What you should do: Copy down every line where the string "name" shows up.

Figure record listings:

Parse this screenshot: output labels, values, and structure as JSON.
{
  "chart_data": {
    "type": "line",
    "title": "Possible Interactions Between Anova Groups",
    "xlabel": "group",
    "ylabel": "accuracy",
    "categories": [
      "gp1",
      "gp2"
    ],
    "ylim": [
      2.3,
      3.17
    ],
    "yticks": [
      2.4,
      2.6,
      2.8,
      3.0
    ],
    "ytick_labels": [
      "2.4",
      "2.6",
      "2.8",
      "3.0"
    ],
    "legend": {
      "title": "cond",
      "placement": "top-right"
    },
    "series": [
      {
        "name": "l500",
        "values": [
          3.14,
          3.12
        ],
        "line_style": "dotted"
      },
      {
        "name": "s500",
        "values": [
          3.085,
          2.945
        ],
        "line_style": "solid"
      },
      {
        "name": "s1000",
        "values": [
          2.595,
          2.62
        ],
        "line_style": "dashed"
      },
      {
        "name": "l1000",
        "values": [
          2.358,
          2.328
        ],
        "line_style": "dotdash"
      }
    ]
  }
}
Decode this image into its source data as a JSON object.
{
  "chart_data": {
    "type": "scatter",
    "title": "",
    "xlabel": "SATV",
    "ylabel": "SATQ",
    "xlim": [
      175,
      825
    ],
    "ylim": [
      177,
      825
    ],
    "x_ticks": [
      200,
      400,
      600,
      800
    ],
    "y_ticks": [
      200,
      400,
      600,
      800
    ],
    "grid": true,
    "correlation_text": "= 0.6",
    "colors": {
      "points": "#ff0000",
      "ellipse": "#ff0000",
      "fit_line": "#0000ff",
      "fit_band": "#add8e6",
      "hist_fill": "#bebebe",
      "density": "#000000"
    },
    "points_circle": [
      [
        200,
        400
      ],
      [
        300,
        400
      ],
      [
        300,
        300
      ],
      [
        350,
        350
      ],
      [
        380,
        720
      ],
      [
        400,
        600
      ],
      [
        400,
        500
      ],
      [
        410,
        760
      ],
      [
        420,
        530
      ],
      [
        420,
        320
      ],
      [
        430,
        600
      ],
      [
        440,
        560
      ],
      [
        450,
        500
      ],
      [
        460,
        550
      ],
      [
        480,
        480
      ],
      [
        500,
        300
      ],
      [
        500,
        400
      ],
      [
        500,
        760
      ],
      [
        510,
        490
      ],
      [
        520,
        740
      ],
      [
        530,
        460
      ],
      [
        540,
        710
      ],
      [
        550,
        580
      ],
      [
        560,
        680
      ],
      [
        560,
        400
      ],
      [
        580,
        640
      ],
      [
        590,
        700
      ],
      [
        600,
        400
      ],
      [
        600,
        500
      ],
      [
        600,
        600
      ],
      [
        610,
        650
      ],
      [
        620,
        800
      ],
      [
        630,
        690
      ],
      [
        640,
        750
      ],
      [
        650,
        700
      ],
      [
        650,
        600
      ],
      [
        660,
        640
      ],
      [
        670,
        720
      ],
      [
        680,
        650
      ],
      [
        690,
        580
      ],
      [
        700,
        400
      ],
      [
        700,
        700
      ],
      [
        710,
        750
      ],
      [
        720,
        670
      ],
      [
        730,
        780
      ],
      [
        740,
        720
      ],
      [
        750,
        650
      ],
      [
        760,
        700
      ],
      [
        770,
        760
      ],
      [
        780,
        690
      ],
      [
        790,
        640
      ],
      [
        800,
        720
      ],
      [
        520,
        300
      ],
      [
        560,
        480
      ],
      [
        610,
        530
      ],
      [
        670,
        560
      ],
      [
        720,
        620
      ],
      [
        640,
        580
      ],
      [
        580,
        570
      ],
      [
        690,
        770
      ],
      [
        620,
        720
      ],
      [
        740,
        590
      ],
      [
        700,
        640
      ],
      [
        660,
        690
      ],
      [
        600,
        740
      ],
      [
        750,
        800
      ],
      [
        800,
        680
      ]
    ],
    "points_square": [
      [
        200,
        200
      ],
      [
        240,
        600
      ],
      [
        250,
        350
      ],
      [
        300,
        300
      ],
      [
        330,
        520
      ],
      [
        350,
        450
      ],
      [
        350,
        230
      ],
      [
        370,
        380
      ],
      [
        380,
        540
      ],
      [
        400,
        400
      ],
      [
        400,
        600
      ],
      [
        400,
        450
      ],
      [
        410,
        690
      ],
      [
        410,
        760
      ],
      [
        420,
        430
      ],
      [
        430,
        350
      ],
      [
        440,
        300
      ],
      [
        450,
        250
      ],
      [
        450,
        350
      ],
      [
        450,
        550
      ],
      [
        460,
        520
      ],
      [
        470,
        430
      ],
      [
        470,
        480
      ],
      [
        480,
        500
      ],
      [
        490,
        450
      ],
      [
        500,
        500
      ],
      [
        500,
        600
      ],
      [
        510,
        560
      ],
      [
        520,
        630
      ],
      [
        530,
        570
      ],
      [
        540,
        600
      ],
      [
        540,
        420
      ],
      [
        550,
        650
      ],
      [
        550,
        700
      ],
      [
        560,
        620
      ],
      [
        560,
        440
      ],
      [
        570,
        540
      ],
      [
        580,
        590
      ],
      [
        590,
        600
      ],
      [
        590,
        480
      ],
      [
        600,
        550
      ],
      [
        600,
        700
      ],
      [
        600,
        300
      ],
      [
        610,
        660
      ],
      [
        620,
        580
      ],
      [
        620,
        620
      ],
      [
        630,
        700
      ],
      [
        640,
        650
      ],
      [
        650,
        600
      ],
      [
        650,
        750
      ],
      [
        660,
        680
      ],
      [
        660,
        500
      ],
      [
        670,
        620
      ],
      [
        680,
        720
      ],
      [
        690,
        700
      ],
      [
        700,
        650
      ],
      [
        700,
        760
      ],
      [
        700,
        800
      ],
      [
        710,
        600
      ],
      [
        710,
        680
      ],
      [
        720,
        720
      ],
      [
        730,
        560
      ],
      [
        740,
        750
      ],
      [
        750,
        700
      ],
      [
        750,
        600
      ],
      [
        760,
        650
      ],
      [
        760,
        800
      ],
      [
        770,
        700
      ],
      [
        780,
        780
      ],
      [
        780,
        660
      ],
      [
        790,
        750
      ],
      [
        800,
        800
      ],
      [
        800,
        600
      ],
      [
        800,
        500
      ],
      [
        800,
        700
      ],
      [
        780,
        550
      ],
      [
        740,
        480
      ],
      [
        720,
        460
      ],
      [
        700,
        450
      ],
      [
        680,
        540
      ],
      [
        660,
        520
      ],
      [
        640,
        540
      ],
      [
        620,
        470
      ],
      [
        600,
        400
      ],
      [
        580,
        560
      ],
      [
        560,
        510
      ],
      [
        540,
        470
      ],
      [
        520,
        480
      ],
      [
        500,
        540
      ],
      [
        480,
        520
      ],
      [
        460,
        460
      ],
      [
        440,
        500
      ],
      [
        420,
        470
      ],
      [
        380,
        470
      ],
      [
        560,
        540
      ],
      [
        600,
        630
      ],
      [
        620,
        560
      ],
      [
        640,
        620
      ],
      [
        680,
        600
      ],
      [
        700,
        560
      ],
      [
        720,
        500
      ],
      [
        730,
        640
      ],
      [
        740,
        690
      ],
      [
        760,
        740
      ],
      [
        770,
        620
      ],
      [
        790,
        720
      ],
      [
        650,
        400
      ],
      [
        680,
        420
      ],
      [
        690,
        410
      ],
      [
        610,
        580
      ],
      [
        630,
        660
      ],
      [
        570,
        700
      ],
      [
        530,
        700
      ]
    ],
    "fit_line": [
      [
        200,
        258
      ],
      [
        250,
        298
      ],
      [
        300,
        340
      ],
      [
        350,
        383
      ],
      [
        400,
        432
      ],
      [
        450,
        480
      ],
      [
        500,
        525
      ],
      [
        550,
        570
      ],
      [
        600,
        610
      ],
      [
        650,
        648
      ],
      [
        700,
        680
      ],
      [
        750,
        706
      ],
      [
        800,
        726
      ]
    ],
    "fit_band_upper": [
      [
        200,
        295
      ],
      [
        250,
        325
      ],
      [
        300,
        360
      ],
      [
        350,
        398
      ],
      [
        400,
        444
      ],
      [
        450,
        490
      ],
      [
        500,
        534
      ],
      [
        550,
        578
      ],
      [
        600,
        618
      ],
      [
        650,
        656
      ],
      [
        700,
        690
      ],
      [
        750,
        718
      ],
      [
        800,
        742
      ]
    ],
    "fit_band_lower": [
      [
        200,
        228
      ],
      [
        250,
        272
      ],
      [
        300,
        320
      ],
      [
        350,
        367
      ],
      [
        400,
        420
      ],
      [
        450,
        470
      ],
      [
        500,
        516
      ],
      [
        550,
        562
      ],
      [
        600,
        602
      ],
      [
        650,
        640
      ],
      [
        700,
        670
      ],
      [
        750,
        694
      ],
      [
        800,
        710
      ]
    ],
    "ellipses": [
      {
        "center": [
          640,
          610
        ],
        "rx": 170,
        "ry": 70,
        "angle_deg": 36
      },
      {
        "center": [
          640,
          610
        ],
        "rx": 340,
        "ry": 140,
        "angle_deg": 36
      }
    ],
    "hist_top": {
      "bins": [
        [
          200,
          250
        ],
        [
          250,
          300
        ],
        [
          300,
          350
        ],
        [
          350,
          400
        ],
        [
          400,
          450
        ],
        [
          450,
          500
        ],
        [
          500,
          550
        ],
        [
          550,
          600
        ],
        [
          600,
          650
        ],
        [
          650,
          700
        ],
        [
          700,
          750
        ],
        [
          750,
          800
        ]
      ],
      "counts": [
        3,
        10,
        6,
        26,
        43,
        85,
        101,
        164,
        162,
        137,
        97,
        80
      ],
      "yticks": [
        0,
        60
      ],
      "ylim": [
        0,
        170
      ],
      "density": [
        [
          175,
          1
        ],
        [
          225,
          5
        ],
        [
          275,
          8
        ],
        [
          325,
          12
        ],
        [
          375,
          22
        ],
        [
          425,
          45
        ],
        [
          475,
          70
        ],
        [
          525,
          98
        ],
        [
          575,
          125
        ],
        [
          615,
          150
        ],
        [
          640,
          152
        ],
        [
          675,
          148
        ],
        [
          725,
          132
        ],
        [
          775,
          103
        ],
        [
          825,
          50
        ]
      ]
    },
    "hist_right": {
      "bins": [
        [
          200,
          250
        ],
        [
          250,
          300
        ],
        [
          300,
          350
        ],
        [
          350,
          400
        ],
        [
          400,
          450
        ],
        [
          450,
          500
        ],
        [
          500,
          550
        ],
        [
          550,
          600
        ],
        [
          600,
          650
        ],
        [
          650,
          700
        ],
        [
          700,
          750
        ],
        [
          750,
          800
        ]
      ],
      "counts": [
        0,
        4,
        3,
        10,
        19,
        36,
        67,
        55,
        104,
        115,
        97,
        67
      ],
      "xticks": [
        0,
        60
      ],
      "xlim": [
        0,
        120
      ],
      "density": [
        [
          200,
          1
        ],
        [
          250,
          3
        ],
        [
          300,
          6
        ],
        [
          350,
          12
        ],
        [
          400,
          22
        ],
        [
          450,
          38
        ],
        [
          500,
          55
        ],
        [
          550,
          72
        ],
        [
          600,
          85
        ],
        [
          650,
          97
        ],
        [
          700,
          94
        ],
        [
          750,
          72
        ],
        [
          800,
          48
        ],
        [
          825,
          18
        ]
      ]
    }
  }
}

Task result:
        "name": "l500",
        "name": "s500",
        "name": "s1000",
        "name": "l1000",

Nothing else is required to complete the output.